## To do
Gather up all lines that carry the word "application".

══ Records shown ══

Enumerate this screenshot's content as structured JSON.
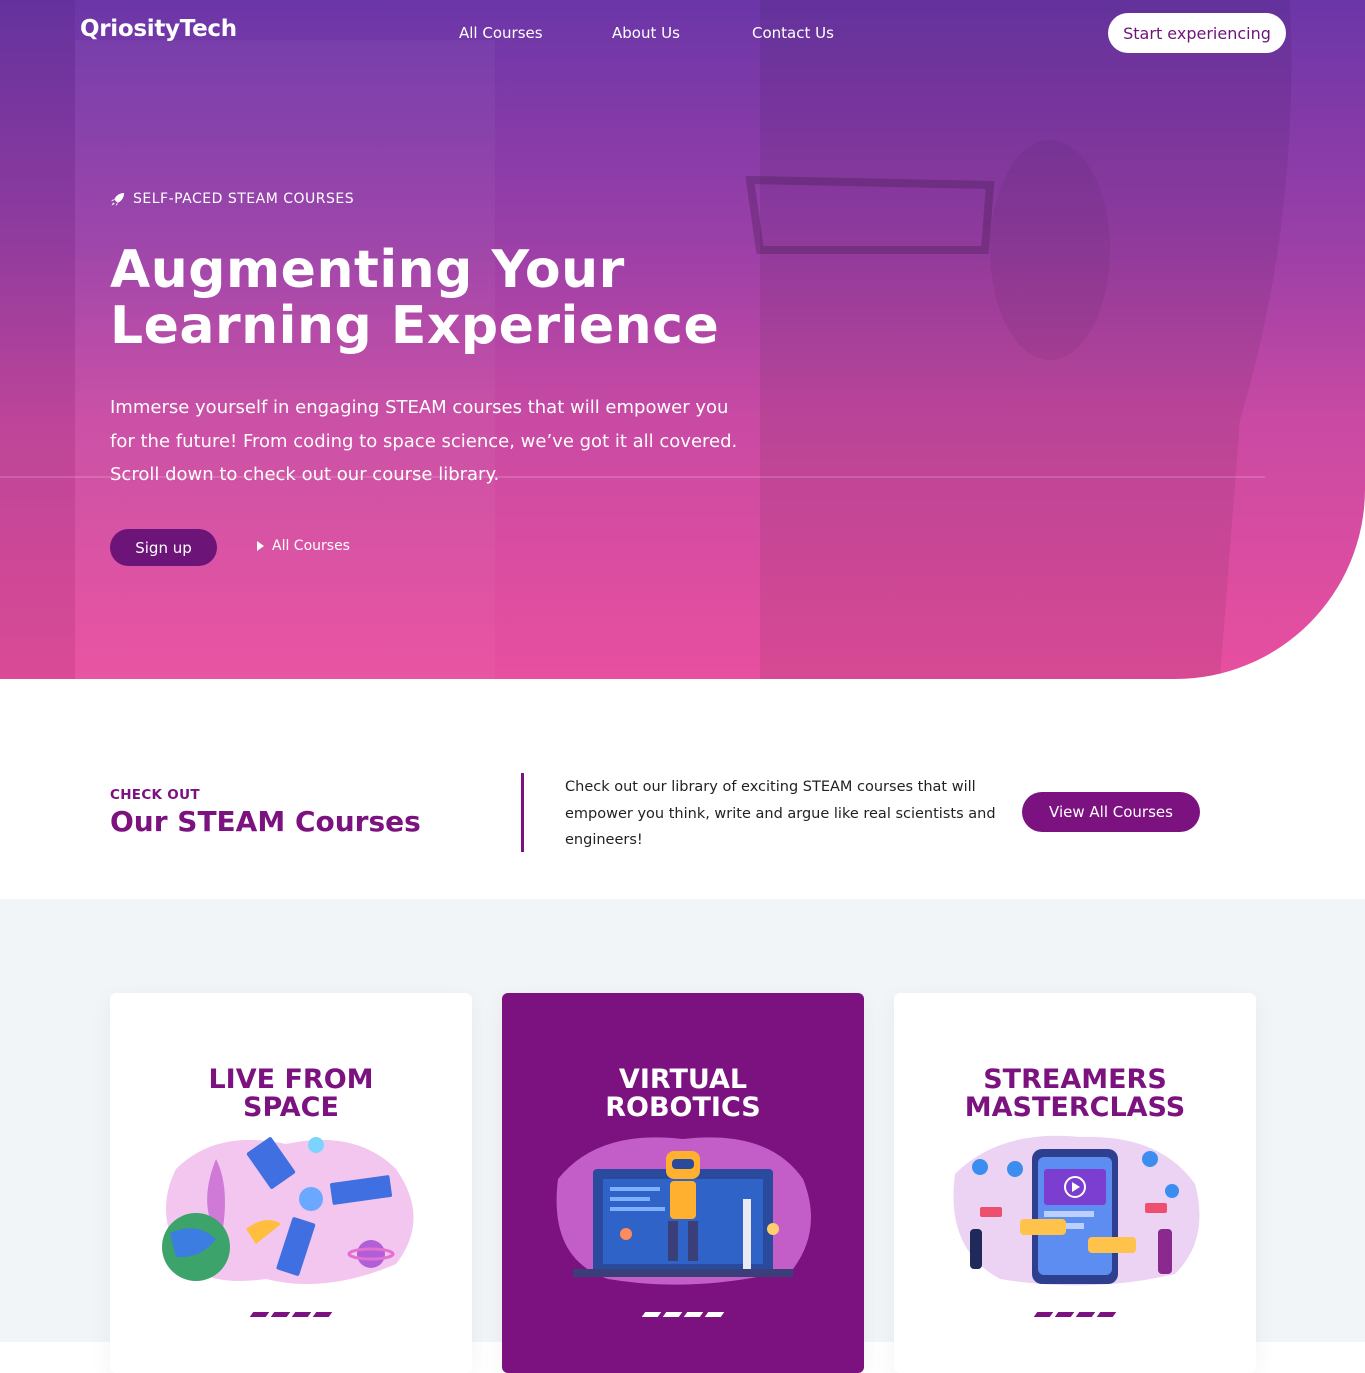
{
  "nav": {
    "logo": "QriosityTech",
    "links": [
      "All Courses",
      "About Us",
      "Contact Us"
    ],
    "cta": "Start experiencing"
  },
  "hero": {
    "eyebrow": "SELF-PACED STEAM COURSES",
    "eyebrow_icon": "rocket-icon",
    "title_line1": "Augmenting Your",
    "title_line2": "Learning Experience",
    "text": "Immerse yourself in engaging STEAM courses that will empower you for the future! From coding to space science, we’ve got it all covered. Scroll down to check out our course library.",
    "signup": "Sign up",
    "courses_link": "All Courses",
    "courses_link_icon": "play-triangle-icon"
  },
  "intro": {
    "kicker": "CHECK OUT",
    "title": "Our STEAM Courses",
    "text": "Check out our library of exciting STEAM courses that will empower you think, write and argue like real scientists and engineers!",
    "button": "View All Courses"
  },
  "courses": [
    {
      "line1": "LIVE FROM",
      "line2": "SPACE",
      "illustration": "space-illustration"
    },
    {
      "line1": "VIRTUAL",
      "line2": "ROBOTICS",
      "illustration": "robotics-illustration"
    },
    {
      "line1": "STREAMERS",
      "line2": "MASTERCLASS",
      "illustration": "streaming-illustration"
    }
  ],
  "colors": {
    "brand": "#7b1280",
    "hero_top": "#6b36a8",
    "hero_bottom": "#e84f9f",
    "section_bg": "#f1f5f7"
  }
}
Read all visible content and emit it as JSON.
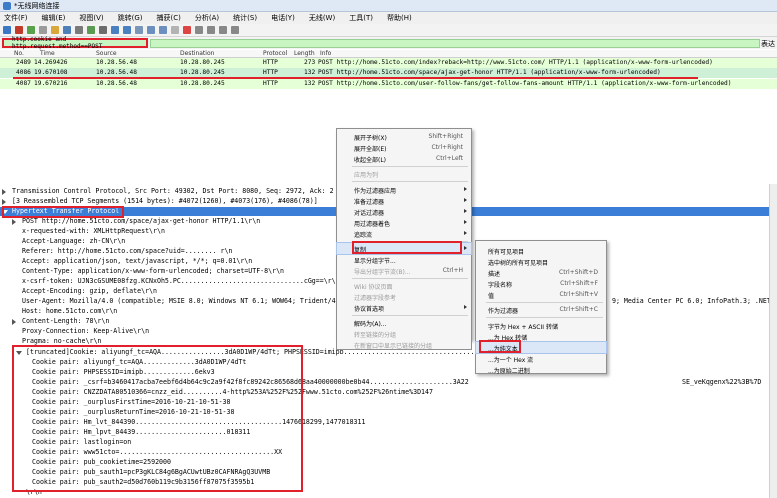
{
  "window": {
    "title": "*无线网络连接"
  },
  "menubar": [
    "文件(F)",
    "编辑(E)",
    "视图(V)",
    "跳转(G)",
    "捕获(C)",
    "分析(A)",
    "统计(S)",
    "电话(Y)",
    "无线(W)",
    "工具(T)",
    "帮助(H)"
  ],
  "filter": {
    "value": "http.cookie and http.request.method==POST",
    "expression_label": "表达"
  },
  "packet_list": {
    "headers": {
      "no": "No.",
      "time": "Time",
      "source": "Source",
      "destination": "Destination",
      "protocol": "Protocol",
      "length": "Length",
      "info": "Info"
    },
    "rows": [
      {
        "no": "2489",
        "time": "14.269426",
        "source": "10.28.56.48",
        "destination": "10.28.80.245",
        "protocol": "HTTP",
        "length": "273",
        "info": "POST http://home.51cto.com/index?reback=http://www.51cto.com/ HTTP/1.1  (application/x-www-form-urlencoded)"
      },
      {
        "no": "4086",
        "time": "19.670108",
        "source": "10.28.56.48",
        "destination": "10.28.80.245",
        "protocol": "HTTP",
        "length": "132",
        "info": "POST http://home.51cto.com/space/ajax-get-honor HTTP/1.1  (application/x-www-form-urlencoded)"
      },
      {
        "no": "4087",
        "time": "19.670216",
        "source": "10.28.56.48",
        "destination": "10.28.80.245",
        "protocol": "HTTP",
        "length": "132",
        "info": "POST http://home.51cto.com/user-follow-fans/get-follow-fans-amount HTTP/1.1  (application/x-www-form-urlencoded)"
      }
    ]
  },
  "details": {
    "tcp": "Transmission Control Protocol, Src Port: 49302, Dst Port: 8080, Seq: 2972, Ack: 2",
    "reassembled": "[3 Reassembled TCP Segments (1514 bytes): #4072(1260), #4073(176), #4086(78)]",
    "http": "Hypertext Transfer Protocol",
    "lines": [
      "POST http://home.51cto.com/space/ajax-get-honor HTTP/1.1\\r\\n",
      "x-requested-with: XMLHttpRequest\\r\\n",
      "Accept-Language: zh-CN\\r\\n",
      "Referer: http://home.51cto.com/space?uid=........ r\\n",
      "Accept: application/json, text/javascript, */*; q=0.01\\r\\n",
      "Content-Type: application/x-www-form-urlencoded; charset=UTF-8\\r\\n",
      "x-csrf-token: UJN3cGSUME08fzg.KCNxOh5.PC...............................cGg==\\r\\n",
      "Accept-Encoding: gzip, deflate\\r\\n",
      "User-Agent: Mozilla/4.0 (compatible; MSIE 8.0; Windows NT 6.1; WOW64; Trident/4",
      "Host: home.51cto.com\\r\\n",
      "Content-Length: 78\\r\\n",
      "Proxy-Connection: Keep-Alive\\r\\n",
      "Pragma: no-cache\\r\\n"
    ],
    "useragent_tail": "9; Media Center PC 6.0; InfoPath.3; .NET4",
    "cookie_header": "[truncated]Cookie: aliyungf_tc=AQA................3dA0D1WP/4dTt; PHPSESSID=imipb.................................................29242",
    "cookie_pairs": [
      "Cookie pair: aliyungf_tc=AQA.............3dA0D1WP/4dTt",
      "Cookie pair: PHPSESSID=imipb.............6ekv3",
      "Cookie pair: _csrf=b3460417acba7eebf6d4b64c9c2a9f42f8fc89242c86568d68aa40000000be0b44.....................3A22",
      "Cookie pair: CNZZDATA80510366=cnzz_eid..........4-http%253A%252F%252Fwww.51cto.com%252F%26ntime%3D147",
      "Cookie pair: _ourplusFirstTime=2016-10-21-10-51-38",
      "Cookie pair: _ourplusReturnTime=2016-10-21-10-51-38",
      "Cookie pair: Hm_lvt_844390.....................................1476618299,1477018311",
      "Cookie pair: Hm_lpvt_84439.......................018311",
      "Cookie pair: lastlogin=on",
      "Cookie pair: www51cto=.......................................XX",
      "Cookie pair: pub_cookietime=2592000",
      "Cookie pair: pub_sauth1=pcP3gKLC84g6BgACUwtUBz0CAFNRAgQ3UVMB",
      "Cookie pair: pub_sauth2=d50d760b119c9b3156ff87075f3595b1"
    ],
    "cookie_tail_1": "SE_veKqgenx%22%3B%7D",
    "footer_line": "\\r\\n"
  },
  "context_menu": {
    "items": [
      {
        "label": "展开子树(X)",
        "shortcut": "Shift+Right",
        "disabled": false
      },
      {
        "label": "展开全部(E)",
        "shortcut": "Ctrl+Right",
        "disabled": false
      },
      {
        "label": "收起全部(L)",
        "shortcut": "Ctrl+Left",
        "disabled": false
      },
      {
        "label": "应用为列",
        "shortcut": "",
        "disabled": true
      },
      {
        "label": "作为过滤器应用",
        "shortcut": "",
        "disabled": false,
        "submenu": true
      },
      {
        "label": "准备过滤器",
        "shortcut": "",
        "disabled": false,
        "submenu": true
      },
      {
        "label": "对话过滤器",
        "shortcut": "",
        "disabled": false,
        "submenu": true
      },
      {
        "label": "用过滤器着色",
        "shortcut": "",
        "disabled": false,
        "submenu": true
      },
      {
        "label": "追踪流",
        "shortcut": "",
        "disabled": false,
        "submenu": true
      },
      {
        "label": "复制",
        "shortcut": "",
        "disabled": false,
        "submenu": true
      },
      {
        "label": "显示分组字节...",
        "shortcut": "",
        "disabled": false
      },
      {
        "label": "导出分组字节流(B)...",
        "shortcut": "Ctrl+H",
        "disabled": true
      },
      {
        "label": "Wiki 协议页面",
        "shortcut": "",
        "disabled": true
      },
      {
        "label": "过滤器字段参考",
        "shortcut": "",
        "disabled": true
      },
      {
        "label": "协议首选项",
        "shortcut": "",
        "disabled": false,
        "submenu": true
      },
      {
        "label": "解码为(A)...",
        "shortcut": "",
        "disabled": false
      },
      {
        "label": "转至链接的分组",
        "shortcut": "",
        "disabled": true
      },
      {
        "label": "在新窗口中显示已链接的分组",
        "shortcut": "",
        "disabled": true
      }
    ]
  },
  "copy_submenu": {
    "items": [
      {
        "label": "所有可见项目",
        "shortcut": "",
        "disabled": false
      },
      {
        "label": "选中树的所有可见项目",
        "shortcut": "",
        "disabled": false
      },
      {
        "label": "描述",
        "shortcut": "Ctrl+Shift+D",
        "disabled": false
      },
      {
        "label": "字段名称",
        "shortcut": "Ctrl+Shift+F",
        "disabled": false
      },
      {
        "label": "值",
        "shortcut": "Ctrl+Shift+V",
        "disabled": false
      },
      {
        "label": "作为过滤器",
        "shortcut": "Ctrl+Shift+C",
        "disabled": false
      },
      {
        "label": "字节为 Hex + ASCII 转储",
        "shortcut": "",
        "disabled": false
      },
      {
        "label": "...为 Hex 转储",
        "shortcut": "",
        "disabled": false
      },
      {
        "label": "...为纯文本",
        "shortcut": "",
        "disabled": false,
        "active": true
      },
      {
        "label": "...为一个 Hex 流",
        "shortcut": "",
        "disabled": false
      },
      {
        "label": "...为原始二进制",
        "shortcut": "",
        "disabled": false
      }
    ]
  },
  "colors": {
    "highlight": "#3b7ed8",
    "annotation_red": "#e0202a",
    "row_green": "#e5ffd6",
    "filter_green": "#c9f5c3"
  }
}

═══

## Problem solution
        "info": "POST http://home.51cto.com/index?reback=http://www.51cto.com/ HTTP/1.1  (application/x-www-form-urlencoded)"
        "info": "POST http://home.51cto.com/space/ajax-get-honor HTTP/1.1  (application/x-www-form-urlencoded)"
        "info": "POST http://home.51cto.com/user-follow-fans/get-follow-fans-amount HTTP/1.1  (application/x-www-form-urlencoded)"
      "Accept: application/json, text/javascript, */*; q=0.01\\r\\n",
      "Content-Type: application/x-www-form-urlencoded; charset=UTF-8\\r\\n",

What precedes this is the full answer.